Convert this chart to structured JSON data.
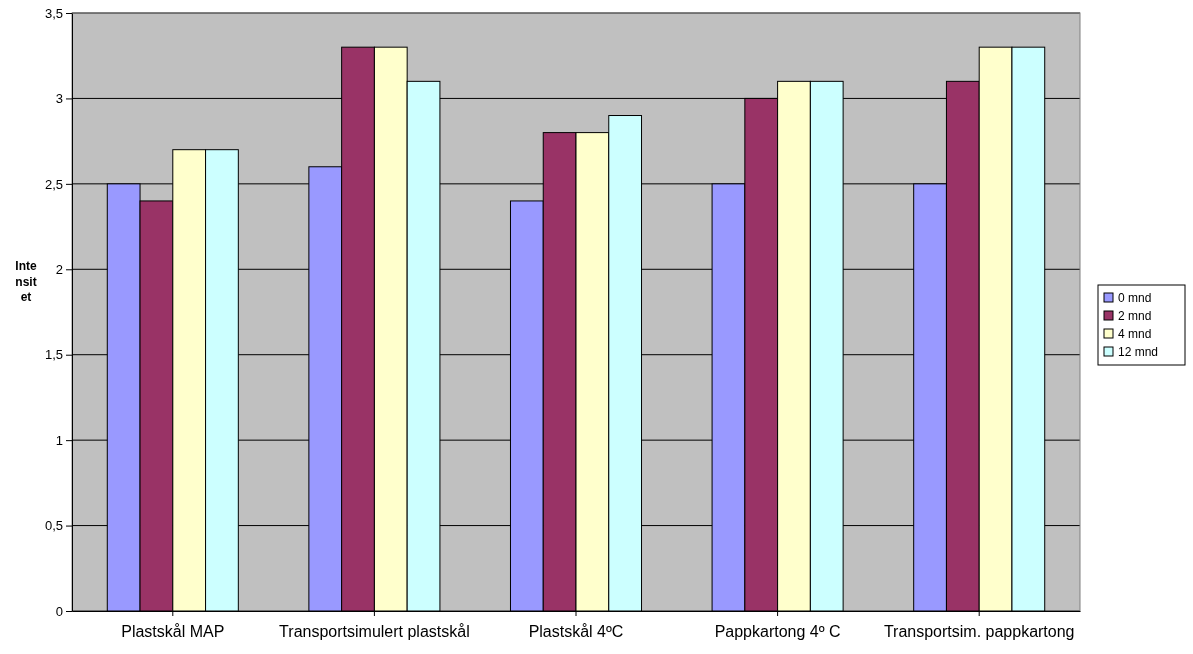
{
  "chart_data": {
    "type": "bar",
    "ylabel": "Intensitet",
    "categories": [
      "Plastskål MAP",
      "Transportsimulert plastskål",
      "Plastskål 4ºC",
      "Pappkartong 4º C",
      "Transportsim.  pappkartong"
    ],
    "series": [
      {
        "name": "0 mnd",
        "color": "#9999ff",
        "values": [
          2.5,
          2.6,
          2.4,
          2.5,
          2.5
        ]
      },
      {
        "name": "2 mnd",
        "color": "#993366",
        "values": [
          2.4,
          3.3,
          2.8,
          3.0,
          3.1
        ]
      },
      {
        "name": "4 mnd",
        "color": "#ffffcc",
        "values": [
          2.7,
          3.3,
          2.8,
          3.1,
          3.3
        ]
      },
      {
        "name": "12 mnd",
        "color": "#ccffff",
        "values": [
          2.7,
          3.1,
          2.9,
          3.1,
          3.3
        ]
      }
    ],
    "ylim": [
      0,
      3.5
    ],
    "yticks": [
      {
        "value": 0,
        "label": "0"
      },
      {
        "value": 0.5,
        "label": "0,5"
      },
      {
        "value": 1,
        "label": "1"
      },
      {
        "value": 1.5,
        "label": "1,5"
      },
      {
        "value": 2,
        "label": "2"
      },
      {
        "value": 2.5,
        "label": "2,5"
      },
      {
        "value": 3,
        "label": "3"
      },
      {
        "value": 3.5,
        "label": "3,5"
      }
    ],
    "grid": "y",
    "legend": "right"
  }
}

--

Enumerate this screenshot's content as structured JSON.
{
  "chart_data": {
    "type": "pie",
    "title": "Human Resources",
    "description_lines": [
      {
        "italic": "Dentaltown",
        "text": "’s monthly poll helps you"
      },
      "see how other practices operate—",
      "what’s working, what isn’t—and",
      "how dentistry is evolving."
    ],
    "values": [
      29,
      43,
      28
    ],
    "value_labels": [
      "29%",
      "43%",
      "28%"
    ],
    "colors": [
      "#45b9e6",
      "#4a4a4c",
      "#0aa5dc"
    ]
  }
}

- **AIM**
Tell how many lines include "JSON". The number is the whole answer.

- **TASK SOLUTION**
2